* **REQUIREMENTS**
All of the records below must be output exactly, with no pictures carried over.

* **Items from a figure collection**
····················
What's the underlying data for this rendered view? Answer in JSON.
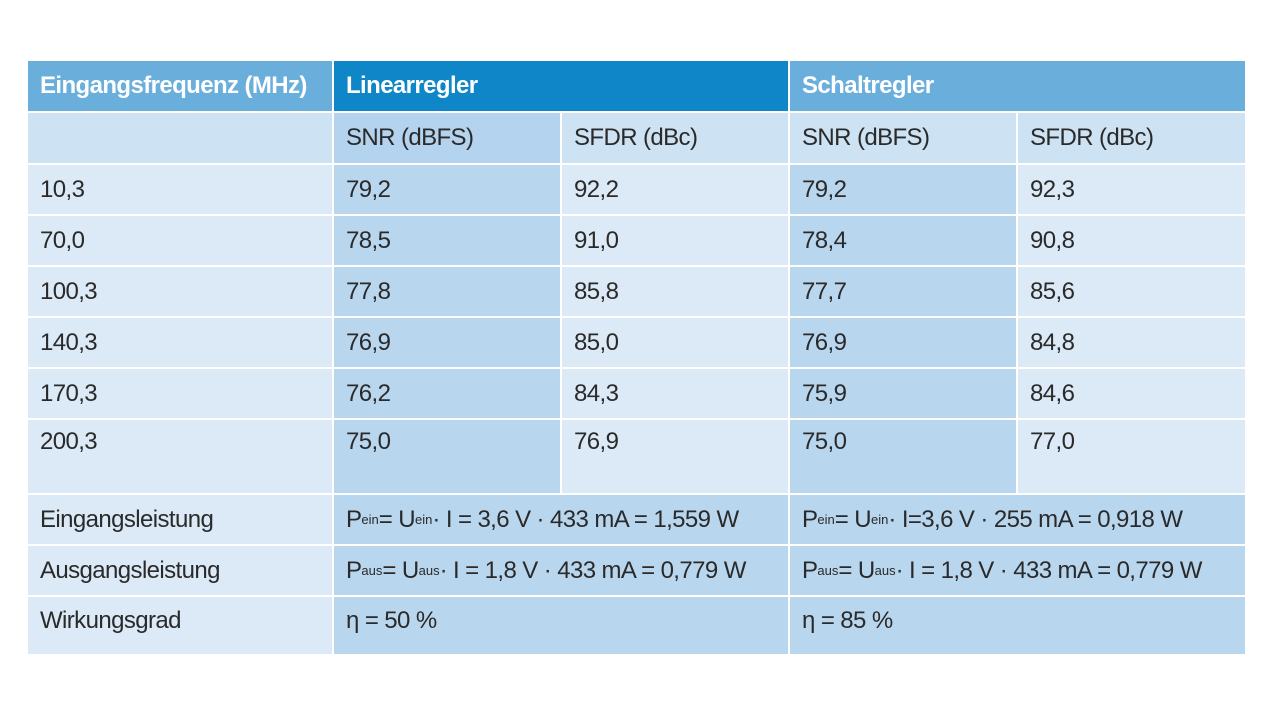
{
  "table": {
    "header": {
      "col1": "Eingangsfrequenz (MHz)",
      "group_linear": "Linearregler",
      "group_schalt": "Schaltregler"
    },
    "subheader": [
      "",
      "SNR (dBFS)",
      "SFDR (dBc)",
      "SNR (dBFS)",
      "SFDR (dBc)"
    ],
    "rows": [
      [
        "10,3",
        "79,2",
        "92,2",
        "79,2",
        "92,3"
      ],
      [
        "70,0",
        "78,5",
        "91,0",
        "78,4",
        "90,8"
      ],
      [
        "100,3",
        "77,8",
        "85,8",
        "77,7",
        "85,6"
      ],
      [
        "140,3",
        "76,9",
        "85,0",
        "76,9",
        "84,8"
      ],
      [
        "170,3",
        "76,2",
        "84,3",
        "75,9",
        "84,6"
      ],
      [
        "200,3",
        "75,0",
        "76,9",
        "75,0",
        "77,0"
      ]
    ],
    "power": {
      "eingang": {
        "label": "Eingangsleistung",
        "linear": {
          "p": "P",
          "p_sub": "ein",
          "u": " = U",
          "u_sub": "ein",
          "rest": " · I = 3,6 V · 433 mA = 1,559 W"
        },
        "schalt": {
          "p": "P",
          "p_sub": "ein",
          "u": " = U",
          "u_sub": "ein",
          "rest": " · I=3,6 V · 255 mA = 0,918 W"
        }
      },
      "ausgang": {
        "label": "Ausgangsleistung",
        "linear": {
          "p": "P",
          "p_sub": "aus",
          "u": " = U",
          "u_sub": "aus",
          "rest": " · I = 1,8 V · 433 mA = 0,779 W"
        },
        "schalt": {
          "p": "P",
          "p_sub": "aus",
          "u": " = U",
          "u_sub": "aus",
          "rest": " · I = 1,8 V · 433 mA = 0,779 W"
        }
      }
    },
    "efficiency": {
      "label": "Wirkungsgrad",
      "linear": "η = 50 %",
      "schalt": "η = 85 %"
    }
  }
}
····················
* **COMPLETED EXERCISE**
What's the underlying data for this rendered view? Answer in JSON.
{
  "table": {
    "header": {
      "col1": "Eingangsfrequenz (MHz)",
      "group_linear": "Linearregler",
      "group_schalt": "Schaltregler"
    },
    "subheader": [
      "",
      "SNR (dBFS)",
      "SFDR (dBc)",
      "SNR (dBFS)",
      "SFDR (dBc)"
    ],
    "rows": [
      [
        "10,3",
        "79,2",
        "92,2",
        "79,2",
        "92,3"
      ],
      [
        "70,0",
        "78,5",
        "91,0",
        "78,4",
        "90,8"
      ],
      [
        "100,3",
        "77,8",
        "85,8",
        "77,7",
        "85,6"
      ],
      [
        "140,3",
        "76,9",
        "85,0",
        "76,9",
        "84,8"
      ],
      [
        "170,3",
        "76,2",
        "84,3",
        "75,9",
        "84,6"
      ],
      [
        "200,3",
        "75,0",
        "76,9",
        "75,0",
        "77,0"
      ]
    ],
    "power": {
      "eingang": {
        "label": "Eingangsleistung",
        "linear": {
          "p": "P",
          "p_sub": "ein",
          "u": " = U",
          "u_sub": "ein",
          "rest": " · I = 3,6 V · 433 mA = 1,559 W"
        },
        "schalt": {
          "p": "P",
          "p_sub": "ein",
          "u": " = U",
          "u_sub": "ein",
          "rest": " · I=3,6 V · 255 mA = 0,918 W"
        }
      },
      "ausgang": {
        "label": "Ausgangsleistung",
        "linear": {
          "p": "P",
          "p_sub": "aus",
          "u": " = U",
          "u_sub": "aus",
          "rest": " · I = 1,8 V · 433 mA = 0,779 W"
        },
        "schalt": {
          "p": "P",
          "p_sub": "aus",
          "u": " = U",
          "u_sub": "aus",
          "rest": " · I = 1,8 V · 433 mA = 0,779 W"
        }
      }
    },
    "efficiency": {
      "label": "Wirkungsgrad",
      "linear": "η = 50 %",
      "schalt": "η = 85 %"
    }
  }
}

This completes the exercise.